● Stated task
Below is a block of records; repeat all of them exactly.

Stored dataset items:

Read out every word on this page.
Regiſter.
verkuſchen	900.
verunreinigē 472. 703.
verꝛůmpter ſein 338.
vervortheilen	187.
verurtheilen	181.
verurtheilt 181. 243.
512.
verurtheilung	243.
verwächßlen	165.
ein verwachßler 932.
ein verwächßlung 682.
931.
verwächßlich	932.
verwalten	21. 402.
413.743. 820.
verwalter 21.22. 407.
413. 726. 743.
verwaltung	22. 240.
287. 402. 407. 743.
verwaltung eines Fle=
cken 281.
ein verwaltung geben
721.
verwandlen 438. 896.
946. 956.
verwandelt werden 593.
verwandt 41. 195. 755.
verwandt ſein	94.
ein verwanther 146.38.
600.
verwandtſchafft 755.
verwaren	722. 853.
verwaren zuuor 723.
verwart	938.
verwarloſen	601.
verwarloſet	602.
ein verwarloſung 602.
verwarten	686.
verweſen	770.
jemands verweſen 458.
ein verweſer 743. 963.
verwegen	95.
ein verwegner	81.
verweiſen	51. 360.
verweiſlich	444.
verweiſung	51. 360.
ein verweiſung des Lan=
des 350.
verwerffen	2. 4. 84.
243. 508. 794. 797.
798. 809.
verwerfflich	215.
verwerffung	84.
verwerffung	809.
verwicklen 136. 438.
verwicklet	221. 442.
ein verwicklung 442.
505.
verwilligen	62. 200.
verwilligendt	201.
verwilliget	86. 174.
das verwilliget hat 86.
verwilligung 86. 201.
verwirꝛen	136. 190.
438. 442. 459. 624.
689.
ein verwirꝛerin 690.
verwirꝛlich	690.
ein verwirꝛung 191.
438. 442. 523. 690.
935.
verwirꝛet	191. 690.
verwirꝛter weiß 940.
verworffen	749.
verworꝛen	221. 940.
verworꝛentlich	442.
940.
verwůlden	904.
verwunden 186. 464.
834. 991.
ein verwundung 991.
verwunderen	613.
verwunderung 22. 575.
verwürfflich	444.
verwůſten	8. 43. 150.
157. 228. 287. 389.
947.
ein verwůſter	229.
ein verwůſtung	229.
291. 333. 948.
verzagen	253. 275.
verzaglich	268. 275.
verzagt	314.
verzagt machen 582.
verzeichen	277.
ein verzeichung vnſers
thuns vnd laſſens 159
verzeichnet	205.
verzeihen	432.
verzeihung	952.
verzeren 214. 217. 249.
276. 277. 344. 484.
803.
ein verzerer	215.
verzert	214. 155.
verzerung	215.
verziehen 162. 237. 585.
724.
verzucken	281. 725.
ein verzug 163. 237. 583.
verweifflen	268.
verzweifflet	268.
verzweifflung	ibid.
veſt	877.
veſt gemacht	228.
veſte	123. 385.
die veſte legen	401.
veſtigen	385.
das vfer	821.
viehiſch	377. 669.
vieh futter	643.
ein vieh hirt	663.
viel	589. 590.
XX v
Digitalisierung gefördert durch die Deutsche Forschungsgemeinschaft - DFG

● Answer to this exercise
Read out every word on this page.
Regiſter.
verkuſchen	900.
verunreinigē 472. 703.
verꝛůmpter ſein 338.
vervortheilen	187.
verurtheilen	181.
verurtheilt 181. 243.
512.
verurtheilung	243.
verwächßlen	165.
ein verwachßler 932.
ein verwächßlung 682.
931.
verwächßlich	932.
verwalten	21. 402.
413.743. 820.
verwalter 21.22. 407.
413. 726. 743.
verwaltung	22. 240.
287. 402. 407. 743.
verwaltung eines Fle=
cken 281.
ein verwaltung geben
721.
verwandlen 438. 896.
946. 956.
verwandelt werden 593.
verwandt 41. 195. 755.
verwandt ſein	94.
ein verwanther 146.38.
600.
verwandtſchafft 755.
verwaren	722. 853.
verwaren zuuor 723.
verwart	938.
verwarloſen	601.
verwarloſet	602.
ein verwarloſung 602.
verwarten	686.
verweſen	770.
jemands verweſen 458.
ein verweſer 743. 963.
verwegen	95.
ein verwegner	81.
verweiſen	51. 360.
verweiſlich	444.
verweiſung	51. 360.
ein verweiſung des Lan=
des 350.
verwerffen	2. 4. 84.
243. 508. 794. 797.
798. 809.
verwerfflich	215.
verwerffung	84.
verwerffung	809.
verwicklen 136. 438.
verwicklet	221. 442.
ein verwicklung 442.
505.
verwilligen	62. 200.
verwilligendt	201.
verwilliget	86. 174.
das verwilliget hat 86.
verwilligung 86. 201.
verwirꝛen	136. 190.
438. 442. 459. 624.
689.
ein verwirꝛerin 690.
verwirꝛlich	690.
ein verwirꝛung 191.
438. 442. 523. 690.
935.
verwirꝛet	191. 690.
verwirꝛter weiß 940.
verworffen	749.
verworꝛen	221. 940.
verworꝛentlich	442.
940.
verwůlden	904.
verwunden 186. 464.
834. 991.
ein verwundung 991.
verwunderen	613.
verwunderung 22. 575.
verwürfflich	444.
verwůſten	8. 43. 150.
157. 228. 287. 389.
947.
ein verwůſter	229.
ein verwůſtung	229.
291. 333. 948.
verzagen	253. 275.
verzaglich	268. 275.
verzagt	314.
verzagt machen 582.
verzeichen	277.
ein verzeichung vnſers
thuns vnd laſſens 159
verzeichnet	205.
verzeihen	432.
verzeihung	952.
verzeren 214. 217. 249.
276. 277. 344. 484.
803.
ein verzerer	215.
verzert	214. 155.
verzerung	215.
verziehen 162. 237. 585.
724.
verzucken	281. 725.
ein verzug 163. 237. 583.
verweifflen	268.
verzweifflet	268.
verzweifflung	ibid.
veſt	877.
veſt gemacht	228.
veſte	123. 385.
die veſte legen	401.
veſtigen	385.
das vfer	821.
viehiſch	377. 669.
vieh futter	643.
ein vieh hirt	663.
viel	589. 590.
XX v
Digitalisierung gefördert durch die Deutsche Forschungsgemeinschaft - DFG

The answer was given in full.